■ **PROVIDED TEXT**:
########

Micro Tactics...

I am slowly becoming aware of some interesting micro tactics such as force targeting certain ships based on armor type and moving to avoid front or broadside attacks from caps... BUT, what I haven't seen anywhere is a list or summary of the best micro tips. Most if not all RTS forums I have been on have that and I feel that your input could be very helpful.

 

So, if you know of any interesting micro tactics or just general tips feel free to post here... Hopefully it will raise the bar of online gaming and encourage those who play offline mostly to not feel so discouraged to playing online, and realize just how dumb the AI is :D

 

Cheers for reading, and lets hope this gets a good result =)

19,801 views 20 replies
Reply #1 Top

Micro is very fleet-composition, personal strategy, and play style specific here.  there could be a couple general good combinations, but that's about it.  and those are in the strat guides

if you wanted to make a complete guide (or near complete) it would be many, many pages long

Reply #2 Top

Don't confuse micromanagement with tactics or strategy.  They are inherently related, but are two different things.  Strategy and tactics are your plans, micromanagement is how you actually execute those plans with a bunch of clicks.  Good micromanagement means you execute strategies quickly and accurately, but speaks nothing of the tactics or strategies themselves.

With that in mind, the question is: are you asking about good micromanagement techniques, or good tactics?

 

For micromanagement, I have one big counter-intuitive piece of advice: slow down.  The biggest mistake I see from newbies is that they try to go too fast and end up screwing everything up.  Go at a comfortable speed and prioritize what's most important.  Once you have a good solid technique you can speed it up as needed, but don't rush yourself.

########

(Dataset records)

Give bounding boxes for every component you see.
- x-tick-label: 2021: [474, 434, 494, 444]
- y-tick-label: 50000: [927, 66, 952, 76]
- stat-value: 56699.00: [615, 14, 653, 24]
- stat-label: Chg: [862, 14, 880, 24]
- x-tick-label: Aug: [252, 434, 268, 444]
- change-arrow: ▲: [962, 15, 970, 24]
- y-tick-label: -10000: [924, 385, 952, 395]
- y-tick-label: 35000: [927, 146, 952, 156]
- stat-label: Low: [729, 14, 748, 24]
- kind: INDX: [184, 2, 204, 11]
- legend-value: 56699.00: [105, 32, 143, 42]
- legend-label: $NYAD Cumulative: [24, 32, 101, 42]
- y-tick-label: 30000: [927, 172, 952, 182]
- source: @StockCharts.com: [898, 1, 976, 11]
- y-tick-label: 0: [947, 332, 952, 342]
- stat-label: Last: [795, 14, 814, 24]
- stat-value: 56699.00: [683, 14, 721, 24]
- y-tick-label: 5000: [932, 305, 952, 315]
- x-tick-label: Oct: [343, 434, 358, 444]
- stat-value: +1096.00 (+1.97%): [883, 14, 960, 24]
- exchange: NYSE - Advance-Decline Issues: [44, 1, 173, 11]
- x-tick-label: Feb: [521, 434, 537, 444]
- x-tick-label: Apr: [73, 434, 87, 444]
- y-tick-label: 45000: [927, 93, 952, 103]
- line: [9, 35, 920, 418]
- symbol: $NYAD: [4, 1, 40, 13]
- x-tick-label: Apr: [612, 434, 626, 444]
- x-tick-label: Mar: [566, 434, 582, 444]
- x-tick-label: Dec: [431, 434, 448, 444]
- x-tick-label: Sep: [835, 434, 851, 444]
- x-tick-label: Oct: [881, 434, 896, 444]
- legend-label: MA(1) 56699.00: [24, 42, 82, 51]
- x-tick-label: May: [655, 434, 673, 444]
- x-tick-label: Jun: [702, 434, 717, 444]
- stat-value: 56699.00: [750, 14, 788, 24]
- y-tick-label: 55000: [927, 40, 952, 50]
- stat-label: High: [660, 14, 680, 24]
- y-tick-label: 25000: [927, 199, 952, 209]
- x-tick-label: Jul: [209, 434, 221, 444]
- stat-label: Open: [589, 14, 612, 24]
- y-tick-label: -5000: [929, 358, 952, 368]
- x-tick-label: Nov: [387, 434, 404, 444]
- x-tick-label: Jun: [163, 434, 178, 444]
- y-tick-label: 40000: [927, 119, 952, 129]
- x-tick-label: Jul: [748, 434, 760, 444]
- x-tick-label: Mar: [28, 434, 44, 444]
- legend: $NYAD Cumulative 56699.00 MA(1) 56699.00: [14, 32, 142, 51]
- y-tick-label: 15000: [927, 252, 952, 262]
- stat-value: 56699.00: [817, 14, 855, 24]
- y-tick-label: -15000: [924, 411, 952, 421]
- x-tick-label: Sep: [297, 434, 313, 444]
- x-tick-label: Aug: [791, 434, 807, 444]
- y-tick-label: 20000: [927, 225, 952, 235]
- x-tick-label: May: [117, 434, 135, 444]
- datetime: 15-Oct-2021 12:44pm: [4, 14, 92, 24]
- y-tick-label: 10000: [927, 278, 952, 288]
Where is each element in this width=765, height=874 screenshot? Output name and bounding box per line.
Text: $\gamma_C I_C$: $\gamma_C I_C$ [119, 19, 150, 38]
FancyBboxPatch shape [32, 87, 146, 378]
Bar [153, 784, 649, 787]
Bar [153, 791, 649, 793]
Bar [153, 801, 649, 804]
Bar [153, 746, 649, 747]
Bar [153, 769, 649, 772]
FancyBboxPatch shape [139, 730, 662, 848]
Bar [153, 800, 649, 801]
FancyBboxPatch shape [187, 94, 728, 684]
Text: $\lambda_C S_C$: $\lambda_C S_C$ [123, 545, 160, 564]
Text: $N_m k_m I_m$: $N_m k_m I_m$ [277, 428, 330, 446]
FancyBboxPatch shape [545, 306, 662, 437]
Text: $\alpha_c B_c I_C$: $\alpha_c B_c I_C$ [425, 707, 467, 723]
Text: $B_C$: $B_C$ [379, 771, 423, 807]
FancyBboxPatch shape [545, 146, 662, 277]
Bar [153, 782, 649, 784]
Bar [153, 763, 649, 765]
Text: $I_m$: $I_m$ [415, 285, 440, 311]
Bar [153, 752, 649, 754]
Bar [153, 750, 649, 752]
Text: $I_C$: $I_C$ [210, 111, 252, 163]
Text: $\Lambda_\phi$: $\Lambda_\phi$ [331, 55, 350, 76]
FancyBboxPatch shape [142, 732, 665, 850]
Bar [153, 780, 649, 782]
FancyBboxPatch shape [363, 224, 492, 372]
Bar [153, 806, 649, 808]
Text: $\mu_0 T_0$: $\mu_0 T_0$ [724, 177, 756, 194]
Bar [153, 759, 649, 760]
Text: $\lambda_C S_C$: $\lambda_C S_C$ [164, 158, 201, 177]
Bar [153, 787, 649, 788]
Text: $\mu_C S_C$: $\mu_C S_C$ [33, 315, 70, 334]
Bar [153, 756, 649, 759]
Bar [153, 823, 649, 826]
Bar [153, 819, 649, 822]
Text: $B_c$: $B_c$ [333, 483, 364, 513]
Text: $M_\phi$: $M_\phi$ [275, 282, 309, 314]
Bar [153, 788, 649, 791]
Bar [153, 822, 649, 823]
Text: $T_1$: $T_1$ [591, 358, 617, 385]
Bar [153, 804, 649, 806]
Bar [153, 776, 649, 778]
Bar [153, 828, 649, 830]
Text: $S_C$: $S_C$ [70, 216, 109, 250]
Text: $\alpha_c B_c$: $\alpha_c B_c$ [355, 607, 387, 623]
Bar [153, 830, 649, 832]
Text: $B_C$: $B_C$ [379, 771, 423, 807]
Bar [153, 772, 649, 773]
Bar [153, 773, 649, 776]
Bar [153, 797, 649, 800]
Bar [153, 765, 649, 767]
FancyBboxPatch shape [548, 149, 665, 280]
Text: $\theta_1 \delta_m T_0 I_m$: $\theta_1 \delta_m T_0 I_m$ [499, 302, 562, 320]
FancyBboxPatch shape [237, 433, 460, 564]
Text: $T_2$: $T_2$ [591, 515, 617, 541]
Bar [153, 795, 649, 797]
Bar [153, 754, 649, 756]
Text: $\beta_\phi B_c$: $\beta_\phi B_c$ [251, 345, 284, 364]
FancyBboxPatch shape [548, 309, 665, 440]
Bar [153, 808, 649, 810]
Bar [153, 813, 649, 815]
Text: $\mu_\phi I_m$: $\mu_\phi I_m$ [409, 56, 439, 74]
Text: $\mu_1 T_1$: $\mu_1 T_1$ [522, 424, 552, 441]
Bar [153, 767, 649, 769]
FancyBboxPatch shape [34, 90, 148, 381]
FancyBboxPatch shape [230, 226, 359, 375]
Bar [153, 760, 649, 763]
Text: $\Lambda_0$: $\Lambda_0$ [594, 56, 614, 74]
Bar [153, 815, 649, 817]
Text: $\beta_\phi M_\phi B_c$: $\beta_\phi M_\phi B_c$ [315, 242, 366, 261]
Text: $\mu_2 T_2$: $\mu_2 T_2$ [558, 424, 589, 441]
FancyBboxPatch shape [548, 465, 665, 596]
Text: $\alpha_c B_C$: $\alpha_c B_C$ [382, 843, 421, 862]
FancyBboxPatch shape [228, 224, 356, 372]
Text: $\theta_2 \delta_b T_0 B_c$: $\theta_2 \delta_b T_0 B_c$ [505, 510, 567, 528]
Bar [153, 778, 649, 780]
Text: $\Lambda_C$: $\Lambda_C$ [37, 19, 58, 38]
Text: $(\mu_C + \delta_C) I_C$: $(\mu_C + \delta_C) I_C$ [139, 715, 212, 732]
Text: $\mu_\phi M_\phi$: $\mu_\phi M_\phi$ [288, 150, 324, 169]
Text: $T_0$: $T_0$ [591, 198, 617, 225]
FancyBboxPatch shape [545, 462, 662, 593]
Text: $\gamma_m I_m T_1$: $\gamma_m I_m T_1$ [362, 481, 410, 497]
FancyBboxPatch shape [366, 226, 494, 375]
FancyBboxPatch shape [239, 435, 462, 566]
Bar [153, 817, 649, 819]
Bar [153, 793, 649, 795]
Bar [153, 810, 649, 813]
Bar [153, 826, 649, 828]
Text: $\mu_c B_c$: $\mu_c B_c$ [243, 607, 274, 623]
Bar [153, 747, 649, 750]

########

■ **TASK REQUIREMENTS**:
**A)** In the forum thread on micro tactics, the first reply says micro depends on specific things. List them.
**B)** In the micro tactics thread, what does the second reply call the biggest mistake newbies make?
The items come from a separate source unrelated to the forum thread.

■ **PER-TASK OUTPUTS**:
**A)**
- Fleet composition
- Personal strategy
- Play style

**B)** They try to go too fast and end up screwing everything up.